EXERCISE PROMPT
Locate the lines of the listing below that hold "Change", then copy each of them.

EXCERPTED RECORDS
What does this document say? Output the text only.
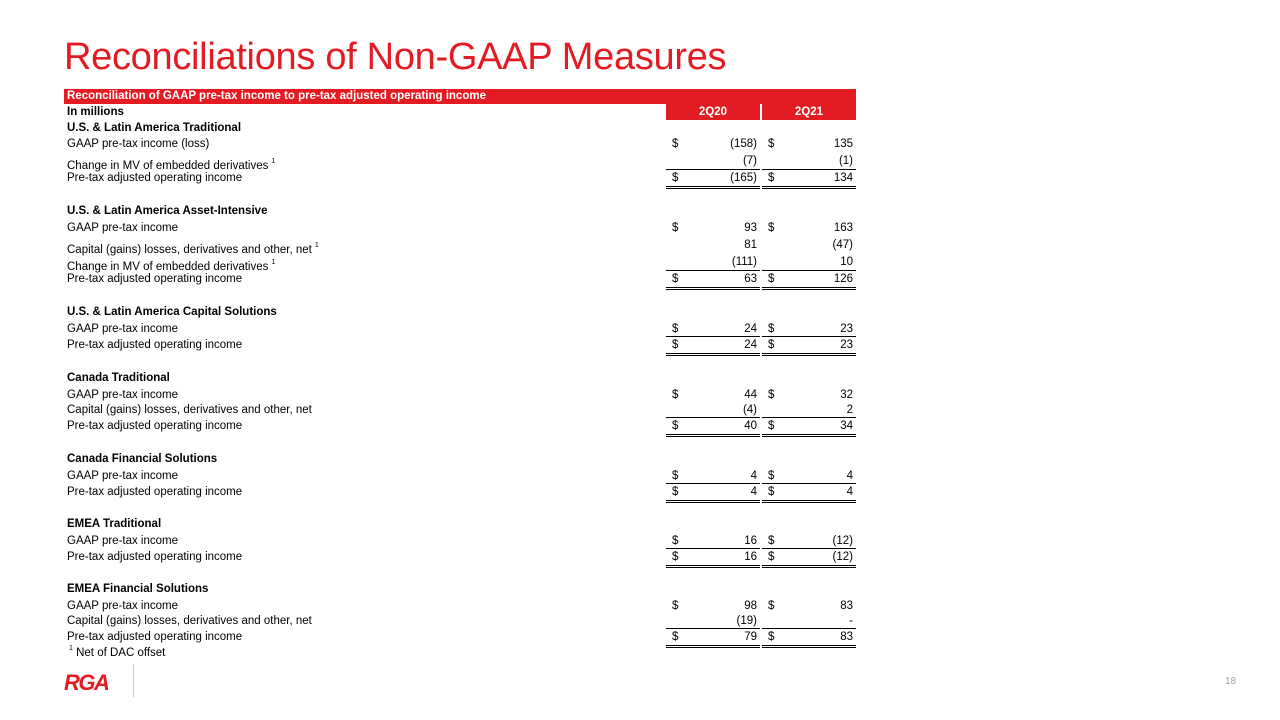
Reconciliations of Non-GAAP Measures
Reconciliation of GAAP pre-tax income to pre-tax adjusted operating income
In millions	2Q20	2Q21
U.S. & Latin America Traditional
GAAP pre-tax income (loss)	$	(158) $	135
Change in MV of embedded derivatives $^1$	(7)	(1)
Pre-tax adjusted operating income	$	(165) $	134
U.S. & Latin America Asset-Intensive
GAAP pre-tax income	$	93 $	163
Capital (gains) losses, derivatives and other, net $^1$	81	(47)
Change in MV of embedded derivatives $^1$	(111)	10
Pre-tax adjusted operating income	$	63 $	126
U.S. & Latin America Capital Solutions
GAAP pre-tax income	$	24 $	23
Pre-tax adjusted operating income	$	24 $	23
Canada Traditional
GAAP pre-tax income	$	44 $	32
Capital (gains) losses, derivatives and other, net	(4)	2
Pre-tax adjusted operating income	$	40 $	34
Canada Financial Solutions
GAAP pre-tax income	$	4 $	4
Pre-tax adjusted operating income	$	4 $	4
EMEA Traditional
GAAP pre-tax income	$	16 $	(12)
Pre-tax adjusted operating income	$	16 $	(12)
EMEA Financial Solutions
GAAP pre-tax income	$	98 $	83
Capital (gains) losses, derivatives and other, net	(19)	-
Pre-tax adjusted operating income	$	79 $	83
$^1$ Net of DAC offset
RGA	18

OUTPUT FOR THIS EXERCISE
Change in MV of embedded derivatives $^1$	(7)	(1)
Change in MV of embedded derivatives $^1$	(111)	10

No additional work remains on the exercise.